[Exercise objective]:
Reproduce the entries exactly.

[Supplied records]:
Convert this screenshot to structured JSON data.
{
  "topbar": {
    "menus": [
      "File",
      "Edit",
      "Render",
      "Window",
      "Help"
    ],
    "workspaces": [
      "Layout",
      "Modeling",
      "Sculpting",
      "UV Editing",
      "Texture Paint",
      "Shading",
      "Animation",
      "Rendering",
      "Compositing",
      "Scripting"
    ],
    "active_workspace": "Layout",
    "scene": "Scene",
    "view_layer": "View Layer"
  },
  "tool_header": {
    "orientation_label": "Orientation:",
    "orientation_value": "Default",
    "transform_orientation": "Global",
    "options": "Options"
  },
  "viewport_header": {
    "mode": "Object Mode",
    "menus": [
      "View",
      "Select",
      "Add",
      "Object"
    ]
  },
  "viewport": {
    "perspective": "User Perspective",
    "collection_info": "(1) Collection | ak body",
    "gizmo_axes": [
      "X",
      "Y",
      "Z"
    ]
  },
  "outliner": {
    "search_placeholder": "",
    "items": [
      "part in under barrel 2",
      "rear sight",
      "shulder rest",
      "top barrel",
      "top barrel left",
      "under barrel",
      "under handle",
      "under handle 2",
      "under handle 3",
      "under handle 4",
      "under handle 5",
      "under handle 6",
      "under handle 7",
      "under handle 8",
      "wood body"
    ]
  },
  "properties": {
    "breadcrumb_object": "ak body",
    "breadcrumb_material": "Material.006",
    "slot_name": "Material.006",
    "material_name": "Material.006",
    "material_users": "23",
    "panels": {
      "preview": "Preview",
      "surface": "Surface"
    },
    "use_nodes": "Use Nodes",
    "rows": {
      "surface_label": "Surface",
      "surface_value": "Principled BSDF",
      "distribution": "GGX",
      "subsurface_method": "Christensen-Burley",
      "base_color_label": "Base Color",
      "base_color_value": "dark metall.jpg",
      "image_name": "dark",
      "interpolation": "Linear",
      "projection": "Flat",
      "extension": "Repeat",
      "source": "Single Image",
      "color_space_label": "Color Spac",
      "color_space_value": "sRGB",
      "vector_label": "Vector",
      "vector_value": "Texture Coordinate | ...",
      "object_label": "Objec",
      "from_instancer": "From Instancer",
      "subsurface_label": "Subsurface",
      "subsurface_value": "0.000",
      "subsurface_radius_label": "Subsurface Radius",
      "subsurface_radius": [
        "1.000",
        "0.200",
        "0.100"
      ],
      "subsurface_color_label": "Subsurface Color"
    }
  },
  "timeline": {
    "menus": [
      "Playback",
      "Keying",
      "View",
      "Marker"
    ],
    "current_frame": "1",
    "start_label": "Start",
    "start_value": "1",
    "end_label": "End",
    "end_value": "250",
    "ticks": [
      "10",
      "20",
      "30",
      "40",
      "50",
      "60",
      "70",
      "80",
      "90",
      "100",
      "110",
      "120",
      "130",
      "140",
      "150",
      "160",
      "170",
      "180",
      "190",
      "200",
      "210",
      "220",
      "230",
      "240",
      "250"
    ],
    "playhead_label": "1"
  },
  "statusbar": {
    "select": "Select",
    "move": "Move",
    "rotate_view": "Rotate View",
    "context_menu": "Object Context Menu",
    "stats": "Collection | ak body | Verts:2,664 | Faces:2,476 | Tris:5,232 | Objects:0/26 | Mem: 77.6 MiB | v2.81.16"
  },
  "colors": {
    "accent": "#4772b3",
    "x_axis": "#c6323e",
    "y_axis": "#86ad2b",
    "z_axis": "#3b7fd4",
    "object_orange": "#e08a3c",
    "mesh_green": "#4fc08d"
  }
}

[Full answer]:
Convert this screenshot to structured JSON data.
{
  "topbar": {
    "menus": [
      "File",
      "Edit",
      "Render",
      "Window",
      "Help"
    ],
    "workspaces": [
      "Layout",
      "Modeling",
      "Sculpting",
      "UV Editing",
      "Texture Paint",
      "Shading",
      "Animation",
      "Rendering",
      "Compositing",
      "Scripting"
    ],
    "active_workspace": "Layout",
    "scene": "Scene",
    "view_layer": "View Layer"
  },
  "tool_header": {
    "orientation_label": "Orientation:",
    "orientation_value": "Default",
    "transform_orientation": "Global",
    "options": "Options"
  },
  "viewport_header": {
    "mode": "Object Mode",
    "menus": [
      "View",
      "Select",
      "Add",
      "Object"
    ]
  },
  "viewport": {
    "perspective": "User Perspective",
    "collection_info": "(1) Collection | ak body",
    "gizmo_axes": [
      "X",
      "Y",
      "Z"
    ]
  },
  "outliner": {
    "search_placeholder": "",
    "items": [
      "part in under barrel 2",
      "rear sight",
      "shulder rest",
      "top barrel",
      "top barrel left",
      "under barrel",
      "under handle",
      "under handle 2",
      "under handle 3",
      "under handle 4",
      "under handle 5",
      "under handle 6",
      "under handle 7",
      "under handle 8",
      "wood body"
    ]
  },
  "properties": {
    "breadcrumb_object": "ak body",
    "breadcrumb_material": "Material.006",
    "slot_name": "Material.006",
    "material_name": "Material.006",
    "material_users": "23",
    "panels": {
      "preview": "Preview",
      "surface": "Surface"
    },
    "use_nodes": "Use Nodes",
    "rows": {
      "surface_label": "Surface",
      "surface_value": "Principled BSDF",
      "distribution": "GGX",
      "subsurface_method": "Christensen-Burley",
      "base_color_label": "Base Color",
      "base_color_value": "dark metall.jpg",
      "image_name": "dark",
      "interpolation": "Linear",
      "projection": "Flat",
      "extension": "Repeat",
      "source": "Single Image",
      "color_space_label": "Color Spac",
      "color_space_value": "sRGB",
      "vector_label": "Vector",
      "vector_value": "Texture Coordinate | ...",
      "object_label": "Objec",
      "from_instancer": "From Instancer",
      "subsurface_label": "Subsurface",
      "subsurface_value": "0.000",
      "subsurface_radius_label": "Subsurface Radius",
      "subsurface_radius": [
        "1.000",
        "0.200",
        "0.100"
      ],
      "subsurface_color_label": "Subsurface Color"
    }
  },
  "timeline": {
    "menus": [
      "Playback",
      "Keying",
      "View",
      "Marker"
    ],
    "current_frame": "1",
    "start_label": "Start",
    "start_value": "1",
    "end_label": "End",
    "end_value": "250",
    "ticks": [
      "10",
      "20",
      "30",
      "40",
      "50",
      "60",
      "70",
      "80",
      "90",
      "100",
      "110",
      "120",
      "130",
      "140",
      "150",
      "160",
      "170",
      "180",
      "190",
      "200",
      "210",
      "220",
      "230",
      "240",
      "250"
    ],
    "playhead_label": "1"
  },
  "statusbar": {
    "select": "Select",
    "move": "Move",
    "rotate_view": "Rotate View",
    "context_menu": "Object Context Menu",
    "stats": "Collection | ak body | Verts:2,664 | Faces:2,476 | Tris:5,232 | Objects:0/26 | Mem: 77.6 MiB | v2.81.16"
  },
  "colors": {
    "accent": "#4772b3",
    "x_axis": "#c6323e",
    "y_axis": "#86ad2b",
    "z_axis": "#3b7fd4",
    "object_orange": "#e08a3c",
    "mesh_green": "#4fc08d"
  }
}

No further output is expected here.